* Your task *
For each line below that includes the word "right", make a copy.

* Records for processing *
=======
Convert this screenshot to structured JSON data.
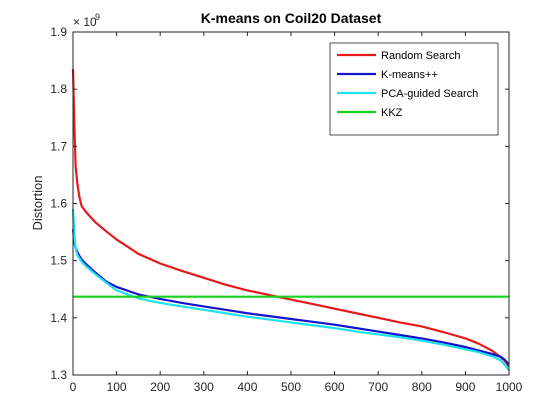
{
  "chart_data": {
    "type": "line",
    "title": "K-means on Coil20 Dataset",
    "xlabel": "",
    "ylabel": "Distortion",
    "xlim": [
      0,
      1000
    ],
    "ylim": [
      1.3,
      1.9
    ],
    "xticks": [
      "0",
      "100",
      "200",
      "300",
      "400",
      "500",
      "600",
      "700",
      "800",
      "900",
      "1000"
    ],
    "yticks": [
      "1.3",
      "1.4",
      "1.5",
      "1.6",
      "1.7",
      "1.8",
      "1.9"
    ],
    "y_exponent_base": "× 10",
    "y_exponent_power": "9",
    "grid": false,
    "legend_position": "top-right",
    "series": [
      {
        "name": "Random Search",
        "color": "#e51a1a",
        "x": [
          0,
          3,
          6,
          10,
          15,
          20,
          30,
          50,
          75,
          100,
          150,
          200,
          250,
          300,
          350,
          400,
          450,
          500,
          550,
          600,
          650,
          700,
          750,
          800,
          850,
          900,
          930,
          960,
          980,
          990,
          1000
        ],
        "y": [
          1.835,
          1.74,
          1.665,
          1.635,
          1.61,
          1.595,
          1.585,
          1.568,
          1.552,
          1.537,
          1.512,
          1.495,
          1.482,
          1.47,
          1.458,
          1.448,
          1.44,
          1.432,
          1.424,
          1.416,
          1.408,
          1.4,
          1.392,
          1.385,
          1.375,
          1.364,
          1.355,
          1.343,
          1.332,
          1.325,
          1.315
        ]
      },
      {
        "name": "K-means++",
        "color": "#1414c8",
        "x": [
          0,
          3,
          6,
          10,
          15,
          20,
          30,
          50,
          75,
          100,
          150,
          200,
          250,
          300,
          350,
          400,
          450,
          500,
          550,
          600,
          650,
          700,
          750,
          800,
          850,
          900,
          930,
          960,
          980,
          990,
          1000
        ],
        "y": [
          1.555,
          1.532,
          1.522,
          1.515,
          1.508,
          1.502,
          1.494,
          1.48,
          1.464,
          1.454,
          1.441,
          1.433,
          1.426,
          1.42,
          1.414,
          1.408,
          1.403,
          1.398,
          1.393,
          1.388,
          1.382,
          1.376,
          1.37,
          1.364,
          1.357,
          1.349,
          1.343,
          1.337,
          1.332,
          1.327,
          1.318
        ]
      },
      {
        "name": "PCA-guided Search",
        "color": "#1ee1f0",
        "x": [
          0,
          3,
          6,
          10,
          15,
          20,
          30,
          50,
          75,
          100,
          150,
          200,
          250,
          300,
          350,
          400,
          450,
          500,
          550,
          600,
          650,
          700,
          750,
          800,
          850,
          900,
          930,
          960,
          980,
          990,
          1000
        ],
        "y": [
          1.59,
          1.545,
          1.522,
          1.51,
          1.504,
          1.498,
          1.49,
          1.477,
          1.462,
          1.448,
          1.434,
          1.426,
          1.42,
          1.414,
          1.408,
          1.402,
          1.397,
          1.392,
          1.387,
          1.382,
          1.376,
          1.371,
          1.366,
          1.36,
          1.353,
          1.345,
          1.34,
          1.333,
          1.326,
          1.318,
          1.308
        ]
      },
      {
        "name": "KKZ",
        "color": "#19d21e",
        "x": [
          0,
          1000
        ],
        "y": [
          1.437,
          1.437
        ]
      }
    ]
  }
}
=======
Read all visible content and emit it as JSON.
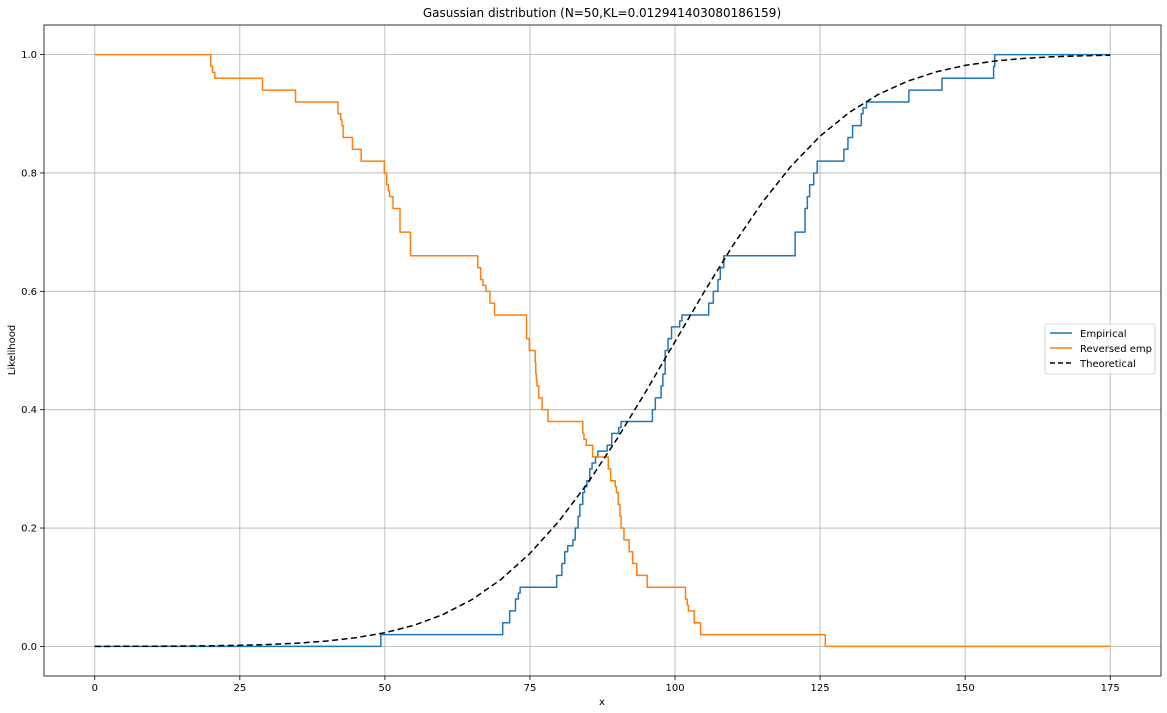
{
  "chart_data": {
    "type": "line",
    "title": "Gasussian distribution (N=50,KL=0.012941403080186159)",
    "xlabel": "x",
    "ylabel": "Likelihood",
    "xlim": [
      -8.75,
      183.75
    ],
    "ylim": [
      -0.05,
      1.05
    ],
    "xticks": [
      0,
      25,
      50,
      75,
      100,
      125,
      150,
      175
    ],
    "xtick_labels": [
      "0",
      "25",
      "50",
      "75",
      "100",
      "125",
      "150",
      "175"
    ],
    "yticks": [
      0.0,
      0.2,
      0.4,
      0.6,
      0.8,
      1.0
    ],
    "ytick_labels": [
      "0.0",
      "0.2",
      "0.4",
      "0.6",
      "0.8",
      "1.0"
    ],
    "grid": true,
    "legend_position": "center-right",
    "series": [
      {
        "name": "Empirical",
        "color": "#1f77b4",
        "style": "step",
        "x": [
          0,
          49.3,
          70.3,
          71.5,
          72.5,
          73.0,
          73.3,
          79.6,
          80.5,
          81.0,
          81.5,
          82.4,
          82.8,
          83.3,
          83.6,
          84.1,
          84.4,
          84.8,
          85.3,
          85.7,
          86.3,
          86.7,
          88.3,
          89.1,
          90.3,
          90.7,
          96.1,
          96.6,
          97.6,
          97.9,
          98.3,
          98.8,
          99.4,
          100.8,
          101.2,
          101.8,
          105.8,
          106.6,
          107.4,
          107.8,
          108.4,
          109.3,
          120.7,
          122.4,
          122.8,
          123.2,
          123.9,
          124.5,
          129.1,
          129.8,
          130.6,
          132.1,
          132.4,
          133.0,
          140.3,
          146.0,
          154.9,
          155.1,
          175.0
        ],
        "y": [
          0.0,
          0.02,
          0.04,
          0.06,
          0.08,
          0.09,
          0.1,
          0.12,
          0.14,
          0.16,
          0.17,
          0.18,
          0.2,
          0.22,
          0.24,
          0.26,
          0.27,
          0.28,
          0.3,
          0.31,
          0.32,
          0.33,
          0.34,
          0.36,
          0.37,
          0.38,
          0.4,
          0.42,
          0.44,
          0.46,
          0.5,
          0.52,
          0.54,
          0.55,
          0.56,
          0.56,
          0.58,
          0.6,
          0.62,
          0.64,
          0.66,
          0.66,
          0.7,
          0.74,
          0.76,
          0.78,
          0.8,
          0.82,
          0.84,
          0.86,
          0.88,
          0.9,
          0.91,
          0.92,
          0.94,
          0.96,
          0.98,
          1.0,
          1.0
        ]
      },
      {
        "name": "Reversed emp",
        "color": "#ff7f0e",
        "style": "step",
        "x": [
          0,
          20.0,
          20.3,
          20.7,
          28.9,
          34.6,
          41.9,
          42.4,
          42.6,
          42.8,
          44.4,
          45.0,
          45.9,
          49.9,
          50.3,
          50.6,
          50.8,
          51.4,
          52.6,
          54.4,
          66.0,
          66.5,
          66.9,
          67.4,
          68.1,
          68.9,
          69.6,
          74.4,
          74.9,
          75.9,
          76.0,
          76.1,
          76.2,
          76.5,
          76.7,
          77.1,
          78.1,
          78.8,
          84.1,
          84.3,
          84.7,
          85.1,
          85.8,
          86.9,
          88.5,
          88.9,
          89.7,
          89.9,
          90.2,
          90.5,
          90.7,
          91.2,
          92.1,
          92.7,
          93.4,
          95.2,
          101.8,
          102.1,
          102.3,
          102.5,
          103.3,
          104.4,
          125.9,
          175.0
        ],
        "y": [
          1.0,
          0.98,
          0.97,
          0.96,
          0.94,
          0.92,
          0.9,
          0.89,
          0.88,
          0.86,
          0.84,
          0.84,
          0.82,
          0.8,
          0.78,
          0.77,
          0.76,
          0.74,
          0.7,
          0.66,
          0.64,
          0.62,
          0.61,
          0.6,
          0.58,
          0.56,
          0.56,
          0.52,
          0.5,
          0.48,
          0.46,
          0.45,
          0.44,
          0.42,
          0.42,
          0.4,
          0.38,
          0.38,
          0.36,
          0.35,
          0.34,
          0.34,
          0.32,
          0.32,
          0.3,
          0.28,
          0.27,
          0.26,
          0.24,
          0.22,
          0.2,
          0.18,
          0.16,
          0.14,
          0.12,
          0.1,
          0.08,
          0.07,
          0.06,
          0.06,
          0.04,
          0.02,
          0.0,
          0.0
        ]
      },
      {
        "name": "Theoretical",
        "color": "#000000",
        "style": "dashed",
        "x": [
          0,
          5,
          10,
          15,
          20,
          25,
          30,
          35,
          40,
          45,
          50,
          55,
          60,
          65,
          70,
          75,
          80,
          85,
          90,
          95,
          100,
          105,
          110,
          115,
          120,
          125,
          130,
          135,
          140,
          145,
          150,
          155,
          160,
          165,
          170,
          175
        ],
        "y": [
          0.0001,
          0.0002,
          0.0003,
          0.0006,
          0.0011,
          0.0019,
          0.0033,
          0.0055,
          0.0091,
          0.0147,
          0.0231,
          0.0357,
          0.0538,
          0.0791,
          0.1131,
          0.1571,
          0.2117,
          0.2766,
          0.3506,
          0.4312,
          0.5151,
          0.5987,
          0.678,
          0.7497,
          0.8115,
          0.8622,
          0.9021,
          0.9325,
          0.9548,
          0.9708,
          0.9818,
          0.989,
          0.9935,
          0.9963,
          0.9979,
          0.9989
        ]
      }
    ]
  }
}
=======
* Answer to the exercise *
    "legend_position": "top-right",
    "legend_position": "center-right",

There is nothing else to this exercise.